Data entries:
▬▬▬
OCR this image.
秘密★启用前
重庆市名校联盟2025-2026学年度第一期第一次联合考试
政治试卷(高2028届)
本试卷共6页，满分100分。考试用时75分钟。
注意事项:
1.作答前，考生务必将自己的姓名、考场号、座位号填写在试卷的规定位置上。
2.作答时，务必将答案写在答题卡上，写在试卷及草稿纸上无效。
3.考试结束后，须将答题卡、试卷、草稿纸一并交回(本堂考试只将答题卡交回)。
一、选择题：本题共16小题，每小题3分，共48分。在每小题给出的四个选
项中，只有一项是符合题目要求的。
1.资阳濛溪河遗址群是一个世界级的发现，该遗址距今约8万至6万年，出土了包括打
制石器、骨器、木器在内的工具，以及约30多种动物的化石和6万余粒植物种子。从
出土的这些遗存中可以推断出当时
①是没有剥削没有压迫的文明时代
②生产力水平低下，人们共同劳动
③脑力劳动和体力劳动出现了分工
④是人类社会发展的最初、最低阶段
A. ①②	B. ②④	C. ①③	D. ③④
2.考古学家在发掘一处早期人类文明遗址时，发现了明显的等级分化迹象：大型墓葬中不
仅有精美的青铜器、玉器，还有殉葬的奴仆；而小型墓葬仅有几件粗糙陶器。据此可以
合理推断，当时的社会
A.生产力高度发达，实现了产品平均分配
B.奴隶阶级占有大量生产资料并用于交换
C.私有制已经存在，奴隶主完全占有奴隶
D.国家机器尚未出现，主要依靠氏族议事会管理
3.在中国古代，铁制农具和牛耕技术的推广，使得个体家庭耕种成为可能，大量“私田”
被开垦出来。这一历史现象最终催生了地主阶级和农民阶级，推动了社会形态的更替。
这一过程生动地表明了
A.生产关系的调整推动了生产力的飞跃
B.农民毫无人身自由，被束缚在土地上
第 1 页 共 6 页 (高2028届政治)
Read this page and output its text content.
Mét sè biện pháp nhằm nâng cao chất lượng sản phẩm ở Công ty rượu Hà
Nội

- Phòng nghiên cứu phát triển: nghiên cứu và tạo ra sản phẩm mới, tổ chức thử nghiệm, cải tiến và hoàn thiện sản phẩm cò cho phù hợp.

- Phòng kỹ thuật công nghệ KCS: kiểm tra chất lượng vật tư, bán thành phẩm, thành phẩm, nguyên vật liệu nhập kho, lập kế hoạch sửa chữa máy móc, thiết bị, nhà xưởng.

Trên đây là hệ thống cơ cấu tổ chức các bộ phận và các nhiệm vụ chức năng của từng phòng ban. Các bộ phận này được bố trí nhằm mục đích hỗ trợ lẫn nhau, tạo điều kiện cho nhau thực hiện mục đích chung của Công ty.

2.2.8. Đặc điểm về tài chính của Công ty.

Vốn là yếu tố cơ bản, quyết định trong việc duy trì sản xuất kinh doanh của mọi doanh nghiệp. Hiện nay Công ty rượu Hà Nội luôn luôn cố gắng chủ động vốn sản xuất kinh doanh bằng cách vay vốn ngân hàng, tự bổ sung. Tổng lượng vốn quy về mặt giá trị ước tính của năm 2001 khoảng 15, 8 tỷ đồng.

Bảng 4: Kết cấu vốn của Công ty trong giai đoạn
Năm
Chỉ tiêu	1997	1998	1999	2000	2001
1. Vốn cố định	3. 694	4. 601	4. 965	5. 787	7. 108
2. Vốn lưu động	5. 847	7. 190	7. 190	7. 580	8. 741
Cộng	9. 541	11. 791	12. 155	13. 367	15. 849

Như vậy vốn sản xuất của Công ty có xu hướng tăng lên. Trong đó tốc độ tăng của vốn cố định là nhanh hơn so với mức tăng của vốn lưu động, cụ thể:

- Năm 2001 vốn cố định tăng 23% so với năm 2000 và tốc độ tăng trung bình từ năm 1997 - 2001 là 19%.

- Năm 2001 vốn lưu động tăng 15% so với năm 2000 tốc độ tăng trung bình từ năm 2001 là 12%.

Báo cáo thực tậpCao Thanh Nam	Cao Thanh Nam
▬▬▬
Required work:
Using the exact wording, write out all of the records.

Completed task:
OCR this image.
秘密★启用前
重庆市名校联盟2025-2026学年度第一期第一次联合考试
政治试卷(高2028届)
本试卷共6页，满分100分。考试用时75分钟。
注意事项:
1.作答前，考生务必将自己的姓名、考场号、座位号填写在试卷的规定位置上。
2.作答时，务必将答案写在答题卡上，写在试卷及草稿纸上无效。
3.考试结束后，须将答题卡、试卷、草稿纸一并交回(本堂考试只将答题卡交回)。
一、选择题：本题共16小题，每小题3分，共48分。在每小题给出的四个选
项中，只有一项是符合题目要求的。
1.资阳濛溪河遗址群是一个世界级的发现，该遗址距今约8万至6万年，出土了包括打
制石器、骨器、木器在内的工具，以及约30多种动物的化石和6万余粒植物种子。从
出土的这些遗存中可以推断出当时
①是没有剥削没有压迫的文明时代
②生产力水平低下，人们共同劳动
③脑力劳动和体力劳动出现了分工
④是人类社会发展的最初、最低阶段
A. ①②	B. ②④	C. ①③	D. ③④
2.考古学家在发掘一处早期人类文明遗址时，发现了明显的等级分化迹象：大型墓葬中不
仅有精美的青铜器、玉器，还有殉葬的奴仆；而小型墓葬仅有几件粗糙陶器。据此可以
合理推断，当时的社会
A.生产力高度发达，实现了产品平均分配
B.奴隶阶级占有大量生产资料并用于交换
C.私有制已经存在，奴隶主完全占有奴隶
D.国家机器尚未出现，主要依靠氏族议事会管理
3.在中国古代，铁制农具和牛耕技术的推广，使得个体家庭耕种成为可能，大量“私田”
被开垦出来。这一历史现象最终催生了地主阶级和农民阶级，推动了社会形态的更替。
这一过程生动地表明了
A.生产关系的调整推动了生产力的飞跃
B.农民毫无人身自由，被束缚在土地上
第 1 页 共 6 页 (高2028届政治)
Read this page and output its text content.
Mét sè biện pháp nhằm nâng cao chất lượng sản phẩm ở Công ty rượu Hà
Nội

- Phòng nghiên cứu phát triển: nghiên cứu và tạo ra sản phẩm mới, tổ chức thử nghiệm, cải tiến và hoàn thiện sản phẩm cò cho phù hợp.

- Phòng kỹ thuật công nghệ KCS: kiểm tra chất lượng vật tư, bán thành phẩm, thành phẩm, nguyên vật liệu nhập kho, lập kế hoạch sửa chữa máy móc, thiết bị, nhà xưởng.

Trên đây là hệ thống cơ cấu tổ chức các bộ phận và các nhiệm vụ chức năng của từng phòng ban. Các bộ phận này được bố trí nhằm mục đích hỗ trợ lẫn nhau, tạo điều kiện cho nhau thực hiện mục đích chung của Công ty.

2.2.8. Đặc điểm về tài chính của Công ty.

Vốn là yếu tố cơ bản, quyết định trong việc duy trì sản xuất kinh doanh của mọi doanh nghiệp. Hiện nay Công ty rượu Hà Nội luôn luôn cố gắng chủ động vốn sản xuất kinh doanh bằng cách vay vốn ngân hàng, tự bổ sung. Tổng lượng vốn quy về mặt giá trị ước tính của năm 2001 khoảng 15, 8 tỷ đồng.

Bảng 4: Kết cấu vốn của Công ty trong giai đoạn
Năm
Chỉ tiêu	1997	1998	1999	2000	2001
1. Vốn cố định	3. 694	4. 601	4. 965	5. 787	7. 108
2. Vốn lưu động	5. 847	7. 190	7. 190	7. 580	8. 741
Cộng	9. 541	11. 791	12. 155	13. 367	15. 849

Như vậy vốn sản xuất của Công ty có xu hướng tăng lên. Trong đó tốc độ tăng của vốn cố định là nhanh hơn so với mức tăng của vốn lưu động, cụ thể:

- Năm 2001 vốn cố định tăng 23% so với năm 2000 và tốc độ tăng trung bình từ năm 1997 - 2001 là 19%.

- Năm 2001 vốn lưu động tăng 15% so với năm 2000 tốc độ tăng trung bình từ năm 2001 là 12%.

Báo cáo thực tậpCao Thanh Nam	Cao Thanh Nam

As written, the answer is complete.